▶ **Given problem**: Give all the lines below again, exactly, with no pictures.

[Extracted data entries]
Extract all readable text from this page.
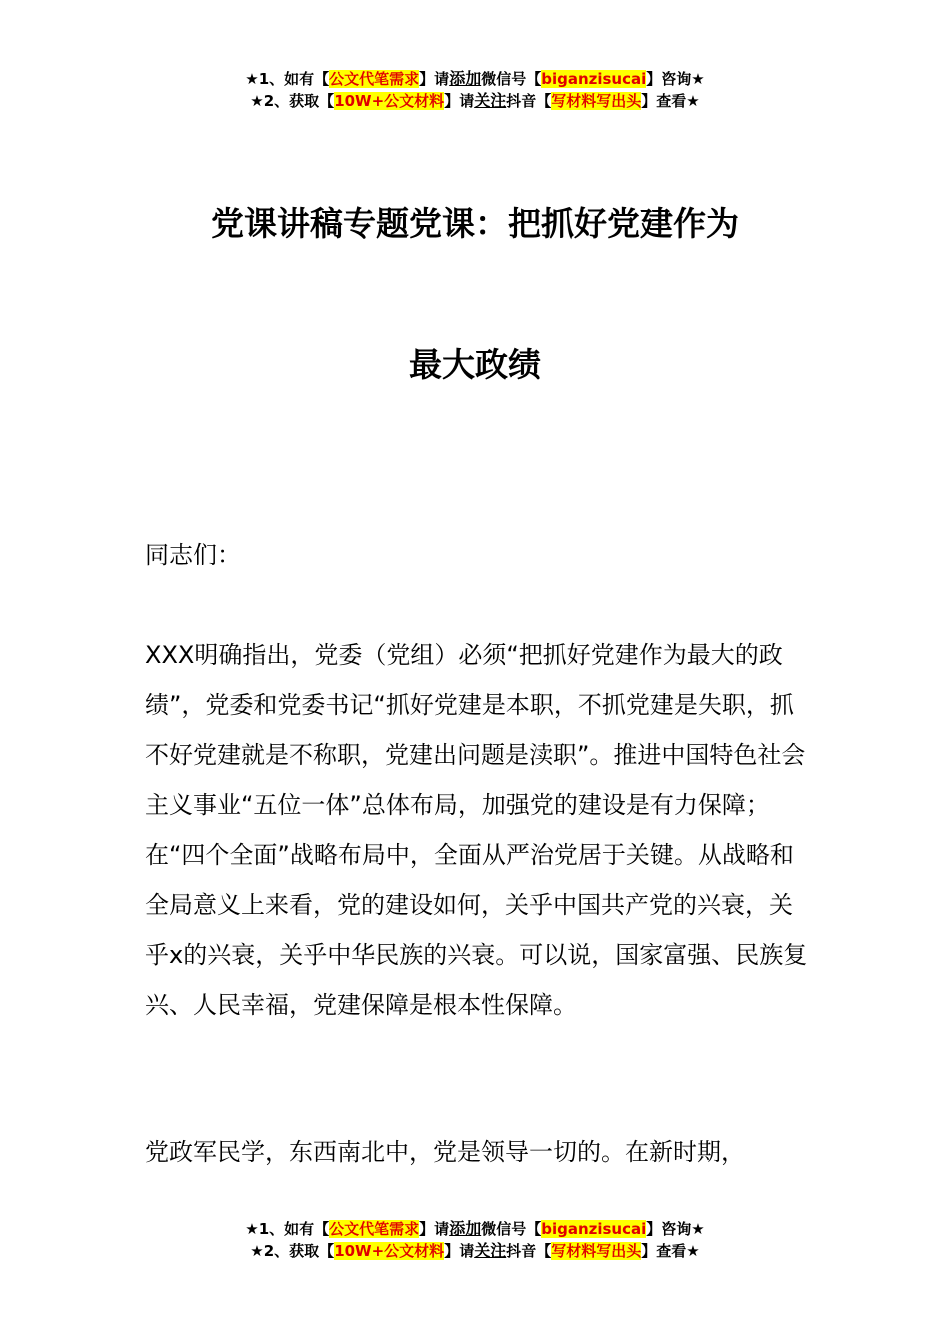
★1、如有【公文代笔需求】请添加微信号【biganzisucai】咨询★
★2、获取【10W+公文材料】请关注抖音【写材料写出头】查看★
党课讲稿专题党课：把抓好党建作为
最大政绩
同志们：

XXX明确指出，党委（党组）必须“把抓好党建作为最大的政绩”，党委和党委书记“抓好党建是本职，不抓党建是失职，抓不好党建就是不称职，党建出问题是渎职”。推进中国特色社会主义事业“五位一体”总体布局，加强党的建设是有力保障；

在“四个全面”战略布局中，全面从严治党居于关键。从战略和全局意义上来看，党的建设如何，关乎中国共产党的兴衰，关乎x的兴衰，关乎中华民族的兴衰。可以说，国家富强、民族复兴、人民幸福，党建保障是根本性保障。

党政军民学，东西南北中，党是领导一切的。在新时期，
★1、如有【公文代笔需求】请添加微信号【biganzisucai】咨询★
★2、获取【10W+公文材料】请关注抖音【写材料写出头】查看★
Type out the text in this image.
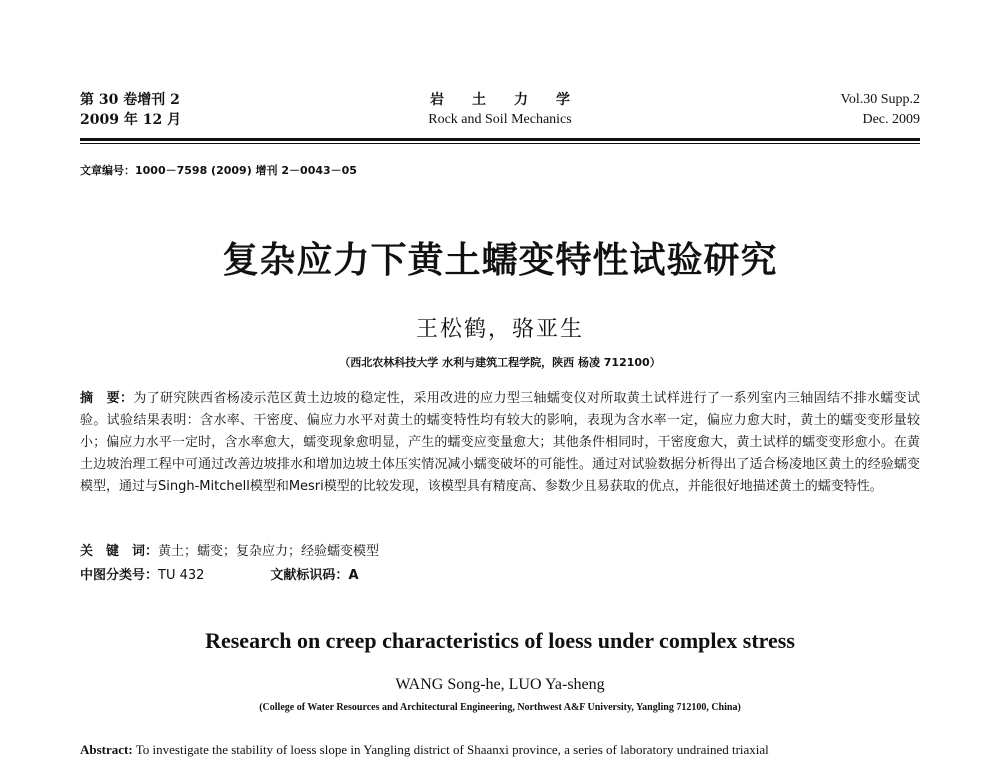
第 30 卷增刊 2
2009 年 12 月
岩土力学
Rock and Soil Mechanics
Vol.30 Supp.2
Dec. 2009
文章编号：1000－7598 (2009) 增刊 2－0043－05
复杂应力下黄土蠕变特性试验研究
王松鹤，骆亚生
（西北农林科技大学 水利与建筑工程学院，陕西 杨凌 712100）
摘　要：为了研究陕西省杨凌示范区黄土边坡的稳定性，采用改进的应力型三轴蠕变仪对所取黄土试样进行了一系列室内三轴固结不排水蠕变试验。试验结果表明：含水率、干密度、偏应力水平对黄土的蠕变特性均有较大的影响，表现为含水率一定，偏应力愈大时，黄土的蠕变变形量较小；偏应力水平一定时，含水率愈大，蠕变现象愈明显，产生的蠕变应变量愈大；其他条件相同时，干密度愈大，黄土试样的蠕变变形愈小。在黄土边坡治理工程中可通过改善边坡排水和增加边坡土体压实情况减小蠕变破坏的可能性。通过对试验数据分析得出了适合杨凌地区黄土的经验蠕变模型，通过与Singh-Mitchell模型和Mesri模型的比较发现，该模型具有精度高、参数少且易获取的优点，并能很好地描述黄土的蠕变特性。
关　键　词：黄土；蠕变；复杂应力；经验蠕变模型
中图分类号：TU 432	文献标识码：A
Research on creep characteristics of loess under complex stress
WANG Song-he, LUO Ya-sheng
(College of Water Resources and Architectural Engineering, Northwest A&F University, Yangling 712100, China)
Abstract: To investigate the stability of loess slope in Yangling district of Shaanxi province, a series of laboratory undrained triaxial
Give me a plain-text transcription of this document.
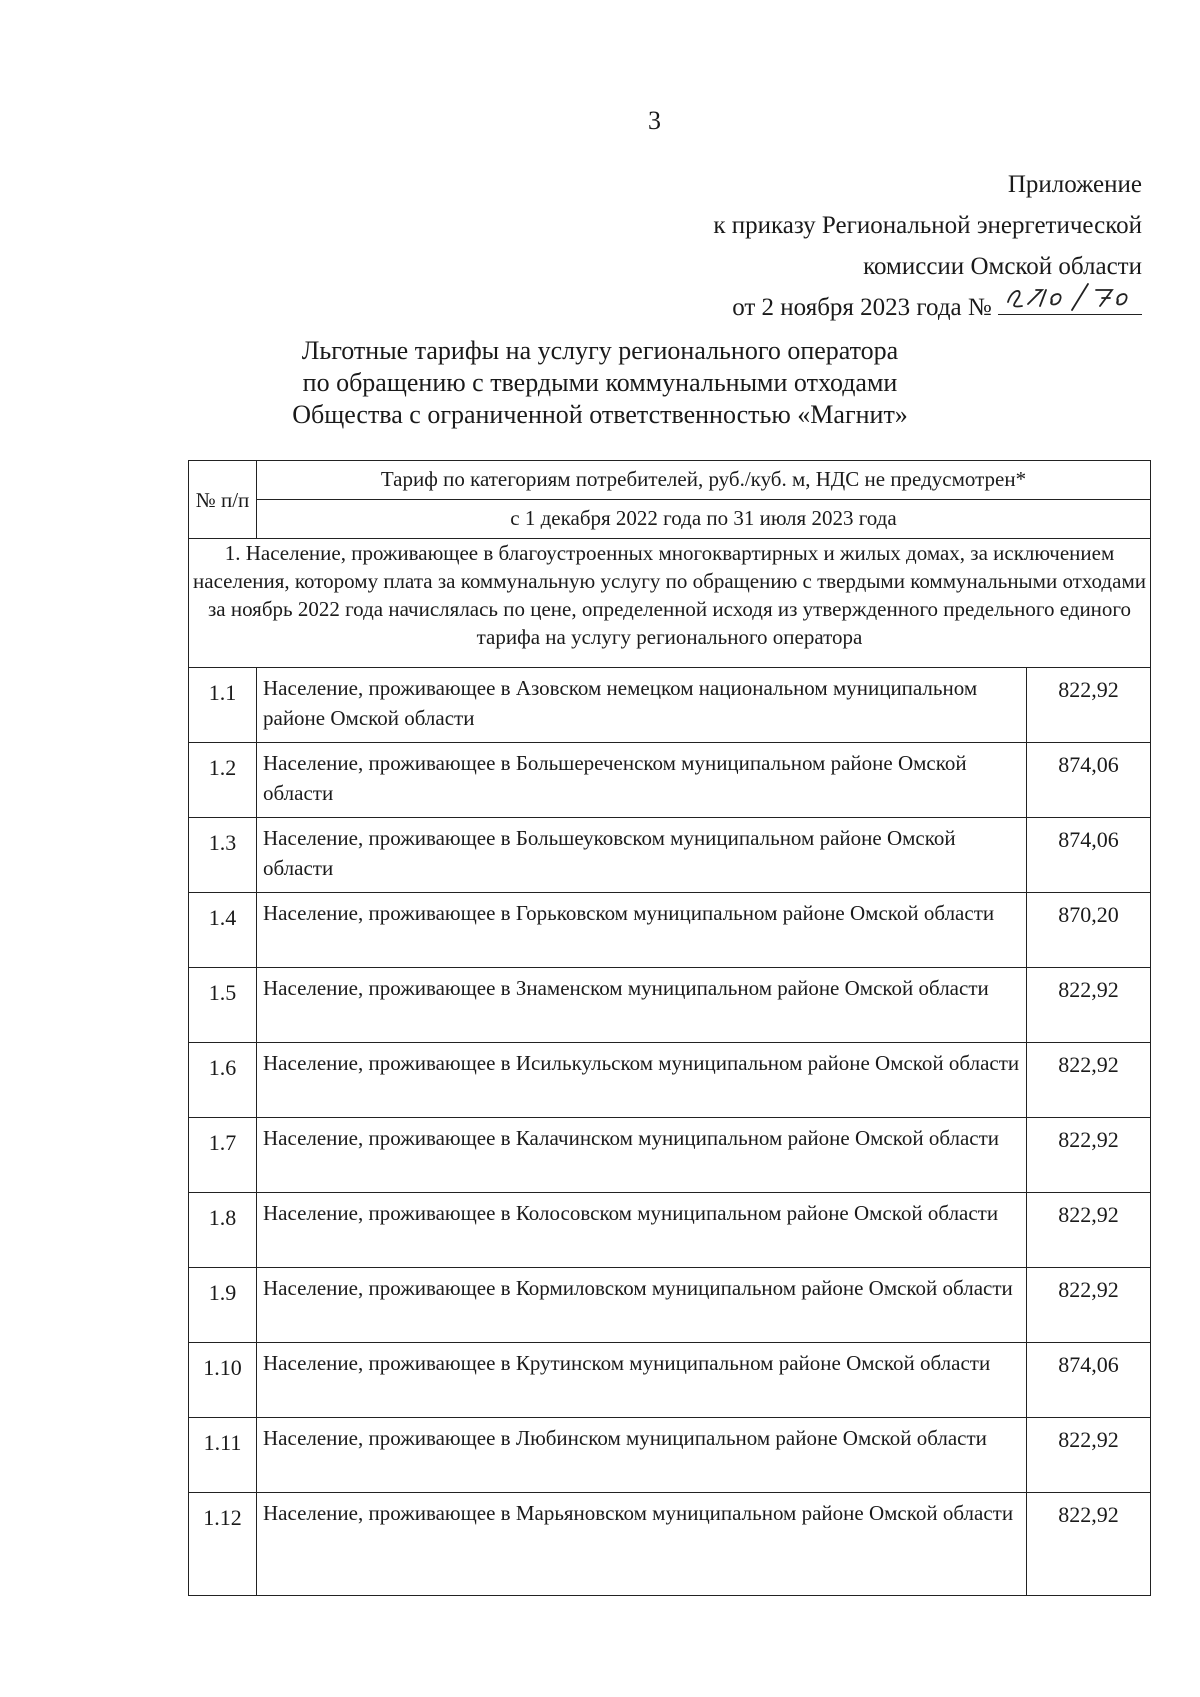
3
Приложение
к приказу Региональной энергетической
комиссии Омской области
от 2 ноября 2023 года №
Льготные тарифы на услугу регионального оператора
по обращению с твердыми коммунальными отходами
Общества с ограниченной ответственностью «Магнит»
№ п/п	Тариф по категориям потребителей, руб./куб. м, НДС не предусмотрен*	
	с 1 декабря 2022 года по 31 июля 2023 года	
1. Население, проживающее в благоустроенных многоквартирных и жилых домах, за исключением населения, которому плата за коммунальную услугу по обращению с твердыми коммунальными отходами за ноябрь 2022 года начислялась по цене, определенной исходя из утвержденного предельного единого тарифа на услугу регионального оператора		
1.1	Население, проживающее в Азовском немецком национальном муниципальном районе Омской области	822,92
1.2	Население, проживающее в Большереченском муниципальном районе Омской области	874,06
1.3	Население, проживающее в Большеуковском муниципальном районе Омской области	874,06
1.4	Население, проживающее в Горьковском муниципальном районе Омской области	870,20
1.5	Население, проживающее в Знаменском муниципальном районе Омской области	822,92
1.6	Население, проживающее в Исилькульском муниципальном районе Омской области	822,92
1.7	Население, проживающее в Калачинском муниципальном районе Омской области	822,92
1.8	Население, проживающее в Колосовском муниципальном районе Омской области	822,92
1.9	Население, проживающее в Кормиловском муниципальном районе Омской области	822,92
1.10	Население, проживающее в Крутинском муниципальном районе Омской области	874,06
1.11	Население, проживающее в Любинском муниципальном районе Омской области	822,92
1.12	Население, проживающее в Марьяновском муниципальном районе Омской области	822,92
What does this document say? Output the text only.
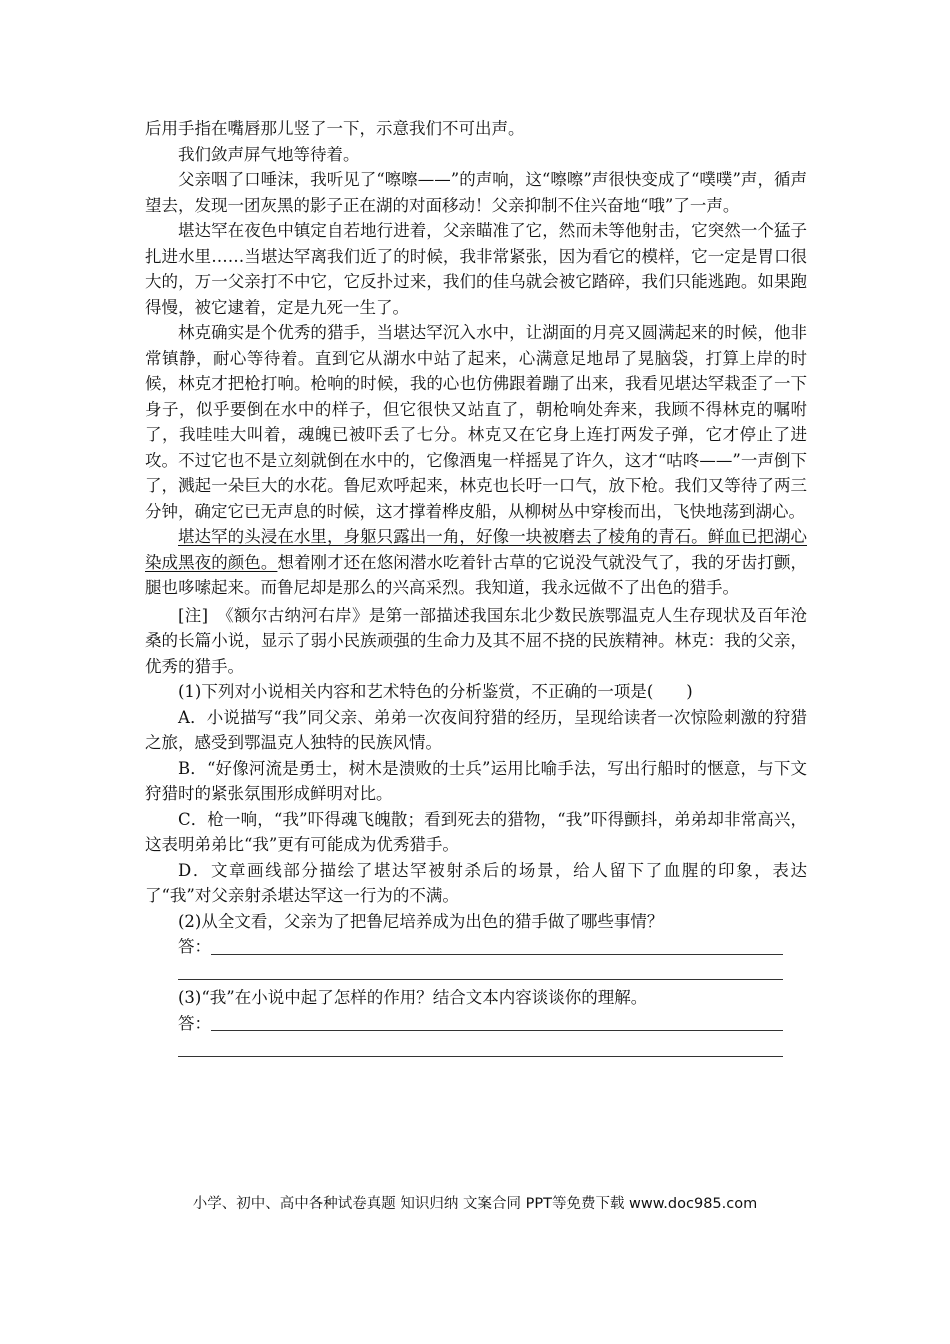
后用手指在嘴唇那儿竖了一下，示意我们不可出声。

我们敛声屏气地等待着。

父亲咽了口唾沫，我听见了“嚓嚓——”的声响，这“嚓嚓”声很快变成了“噗噗”声，循声望去，发现一团灰黑的影子正在湖的对面移动！父亲抑制不住兴奋地“哦”了一声。

堪达罕在夜色中镇定自若地行进着，父亲瞄准了它，然而未等他射击，它突然一个猛子扎进水里……当堪达罕离我们近了的时候，我非常紧张，因为看它的模样，它一定是胃口很大的，万一父亲打不中它，它反扑过来，我们的佳乌就会被它踏碎，我们只能逃跑。如果跑得慢，被它逮着，定是九死一生了。

林克确实是个优秀的猎手，当堪达罕沉入水中，让湖面的月亮又圆满起来的时候，他非常镇静，耐心等待着。直到它从湖水中站了起来，心满意足地昂了晃脑袋，打算上岸的时候，林克才把枪打响。枪响的时候，我的心也仿佛跟着蹦了出来，我看见堪达罕栽歪了一下身子，似乎要倒在水中的样子，但它很快又站直了，朝枪响处奔来，我顾不得林克的嘱咐了，我哇哇大叫着，魂魄已被吓丢了七分。林克又在它身上连打两发子弹，它才停止了进攻。不过它也不是立刻就倒在水中的，它像酒鬼一样摇晃了许久，这才“咕咚——”一声倒下了，溅起一朵巨大的水花。鲁尼欢呼起来，林克也长吁一口气，放下枪。我们又等待了两三分钟，确定它已无声息的时候，这才撑着桦皮船，从柳树丛中穿梭而出，飞快地荡到湖心。

堪达罕的头浸在水里，身躯只露出一角，好像一块被磨去了棱角的青石。鲜血已把湖心染成黑夜的颜色。想着刚才还在悠闲潜水吃着针古草的它说没气就没气了，我的牙齿打颤，腿也哆嗦起来。而鲁尼却是那么的兴高采烈。我知道，我永远做不了出色的猎手。

[注]　《额尔古纳河右岸》是第一部描述我国东北少数民族鄂温克人生存现状及百年沧桑的长篇小说，显示了弱小民族顽强的生命力及其不屈不挠的民族精神。林克：我的父亲，优秀的猎手。

(1)下列对小说相关内容和艺术特色的分析鉴赏，不正确的一项是(　　)

A．小说描写“我”同父亲、弟弟一次夜间狩猎的经历，呈现给读者一次惊险刺激的狩猎之旅，感受到鄂温克人独特的民族风情。

B．“好像河流是勇士，树木是溃败的士兵”运用比喻手法，写出行船时的惬意，与下文狩猎时的紧张氛围形成鲜明对比。

C．枪一响，“我”吓得魂飞魄散；看到死去的猎物，“我”吓得颤抖，弟弟却非常高兴，这表明弟弟比“我”更有可能成为优秀猎手。

D．文章画线部分描绘了堪达罕被射杀后的场景，给人留下了血腥的印象，表达了“我”对父亲射杀堪达罕这一行为的不满。

(2)从全文看，父亲为了把鲁尼培养成为出色的猎手做了哪些事情？

答：

(3)“我”在小说中起了怎样的作用？结合文本内容谈谈你的理解。

答：
小学、初中、高中各种试卷真题 知识归纳 文案合同 PPT等免费下载 www.doc985.com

▶ **Solution for this exercise**:
Extract all readable text from this page.
★1、如有【公文代笔需求】请添加微信号【biganzisucai】咨询★
★2、获取【10W+公文材料】请关注抖音【写材料写出头】查看★
党课讲稿专题党课：把抓好党建作为
最大政绩
同志们：

XXX明确指出，党委（党组）必须“把抓好党建作为最大的政绩”，党委和党委书记“抓好党建是本职，不抓党建是失职，抓不好党建就是不称职，党建出问题是渎职”。推进中国特色社会主义事业“五位一体”总体布局，加强党的建设是有力保障；

在“四个全面”战略布局中，全面从严治党居于关键。从战略和全局意义上来看，党的建设如何，关乎中国共产党的兴衰，关乎x的兴衰，关乎中华民族的兴衰。可以说，国家富强、民族复兴、人民幸福，党建保障是根本性保障。

党政军民学，东西南北中，党是领导一切的。在新时期，
★1、如有【公文代笔需求】请添加微信号【biganzisucai】咨询★
★2、获取【10W+公文材料】请关注抖音【写材料写出头】查看★
Type out the text in this image.
第 30 卷增刊 2
2009 年 12 月
岩土力学
Rock and Soil Mechanics
Vol.30 Supp.2
Dec. 2009
文章编号：1000－7598 (2009) 增刊 2－0043－05
复杂应力下黄土蠕变特性试验研究
王松鹤，骆亚生
（西北农林科技大学 水利与建筑工程学院，陕西 杨凌 712100）
摘　要：为了研究陕西省杨凌示范区黄土边坡的稳定性，采用改进的应力型三轴蠕变仪对所取黄土试样进行了一系列室内三轴固结不排水蠕变试验。试验结果表明：含水率、干密度、偏应力水平对黄土的蠕变特性均有较大的影响，表现为含水率一定，偏应力愈大时，黄土的蠕变变形量较小；偏应力水平一定时，含水率愈大，蠕变现象愈明显，产生的蠕变应变量愈大；其他条件相同时，干密度愈大，黄土试样的蠕变变形愈小。在黄土边坡治理工程中可通过改善边坡排水和增加边坡土体压实情况减小蠕变破坏的可能性。通过对试验数据分析得出了适合杨凌地区黄土的经验蠕变模型，通过与Singh-Mitchell模型和Mesri模型的比较发现，该模型具有精度高、参数少且易获取的优点，并能很好地描述黄土的蠕变特性。
关　键　词：黄土；蠕变；复杂应力；经验蠕变模型
中图分类号：TU 432	文献标识码：A
Research on creep characteristics of loess under complex stress
WANG Song-he, LUO Ya-sheng
(College of Water Resources and Architectural Engineering, Northwest A&F University, Yangling 712100, China)
Abstract: To investigate the stability of loess slope in Yangling district of Shaanxi province, a series of laboratory undrained triaxial
Give me a plain-text transcription of this document.
3
Приложение
к приказу Региональной энергетической
комиссии Омской области
от 2 ноября 2023 года №
Льготные тарифы на услугу регионального оператора
по обращению с твердыми коммунальными отходами
Общества с ограниченной ответственностью «Магнит»
№ п/п	Тариф по категориям потребителей, руб./куб. м, НДС не предусмотрен*	
	с 1 декабря 2022 года по 31 июля 2023 года	
1. Население, проживающее в благоустроенных многоквартирных и жилых домах, за исключением населения, которому плата за коммунальную услугу по обращению с твердыми коммунальными отходами за ноябрь 2022 года начислялась по цене, определенной исходя из утвержденного предельного единого тарифа на услугу регионального оператора		
1.1	Население, проживающее в Азовском немецком национальном муниципальном районе Омской области	822,92
1.2	Население, проживающее в Большереченском муниципальном районе Омской области	874,06
1.3	Население, проживающее в Большеуковском муниципальном районе Омской области	874,06
1.4	Население, проживающее в Горьковском муниципальном районе Омской области	870,20
1.5	Население, проживающее в Знаменском муниципальном районе Омской области	822,92
1.6	Население, проживающее в Исилькульском муниципальном районе Омской области	822,92
1.7	Население, проживающее в Калачинском муниципальном районе Омской области	822,92
1.8	Население, проживающее в Колосовском муниципальном районе Омской области	822,92
1.9	Население, проживающее в Кормиловском муниципальном районе Омской области	822,92
1.10	Население, проживающее в Крутинском муниципальном районе Омской области	874,06
1.11	Население, проживающее в Любинском муниципальном районе Омской области	822,92
1.12	Население, проживающее в Марьяновском муниципальном районе Омской области	822,92
What does this document say? Output the text only.
后用手指在嘴唇那儿竖了一下，示意我们不可出声。

我们敛声屏气地等待着。

父亲咽了口唾沫，我听见了“嚓嚓——”的声响，这“嚓嚓”声很快变成了“噗噗”声，循声望去，发现一团灰黑的影子正在湖的对面移动！父亲抑制不住兴奋地“哦”了一声。

堪达罕在夜色中镇定自若地行进着，父亲瞄准了它，然而未等他射击，它突然一个猛子扎进水里……当堪达罕离我们近了的时候，我非常紧张，因为看它的模样，它一定是胃口很大的，万一父亲打不中它，它反扑过来，我们的佳乌就会被它踏碎，我们只能逃跑。如果跑得慢，被它逮着，定是九死一生了。

林克确实是个优秀的猎手，当堪达罕沉入水中，让湖面的月亮又圆满起来的时候，他非常镇静，耐心等待着。直到它从湖水中站了起来，心满意足地昂了晃脑袋，打算上岸的时候，林克才把枪打响。枪响的时候，我的心也仿佛跟着蹦了出来，我看见堪达罕栽歪了一下身子，似乎要倒在水中的样子，但它很快又站直了，朝枪响处奔来，我顾不得林克的嘱咐了，我哇哇大叫着，魂魄已被吓丢了七分。林克又在它身上连打两发子弹，它才停止了进攻。不过它也不是立刻就倒在水中的，它像酒鬼一样摇晃了许久，这才“咕咚——”一声倒下了，溅起一朵巨大的水花。鲁尼欢呼起来，林克也长吁一口气，放下枪。我们又等待了两三分钟，确定它已无声息的时候，这才撑着桦皮船，从柳树丛中穿梭而出，飞快地荡到湖心。

堪达罕的头浸在水里，身躯只露出一角，好像一块被磨去了棱角的青石。鲜血已把湖心染成黑夜的颜色。想着刚才还在悠闲潜水吃着针古草的它说没气就没气了，我的牙齿打颤，腿也哆嗦起来。而鲁尼却是那么的兴高采烈。我知道，我永远做不了出色的猎手。

[注]　《额尔古纳河右岸》是第一部描述我国东北少数民族鄂温克人生存现状及百年沧桑的长篇小说，显示了弱小民族顽强的生命力及其不屈不挠的民族精神。林克：我的父亲，优秀的猎手。

(1)下列对小说相关内容和艺术特色的分析鉴赏，不正确的一项是(　　)

A．小说描写“我”同父亲、弟弟一次夜间狩猎的经历，呈现给读者一次惊险刺激的狩猎之旅，感受到鄂温克人独特的民族风情。

B．“好像河流是勇士，树木是溃败的士兵”运用比喻手法，写出行船时的惬意，与下文狩猎时的紧张氛围形成鲜明对比。

C．枪一响，“我”吓得魂飞魄散；看到死去的猎物，“我”吓得颤抖，弟弟却非常高兴，这表明弟弟比“我”更有可能成为优秀猎手。

D．文章画线部分描绘了堪达罕被射杀后的场景，给人留下了血腥的印象，表达了“我”对父亲射杀堪达罕这一行为的不满。

(2)从全文看，父亲为了把鲁尼培养成为出色的猎手做了哪些事情？

答：

(3)“我”在小说中起了怎样的作用？结合文本内容谈谈你的理解。

答：
小学、初中、高中各种试卷真题 知识归纳 文案合同 PPT等免费下载 www.doc985.com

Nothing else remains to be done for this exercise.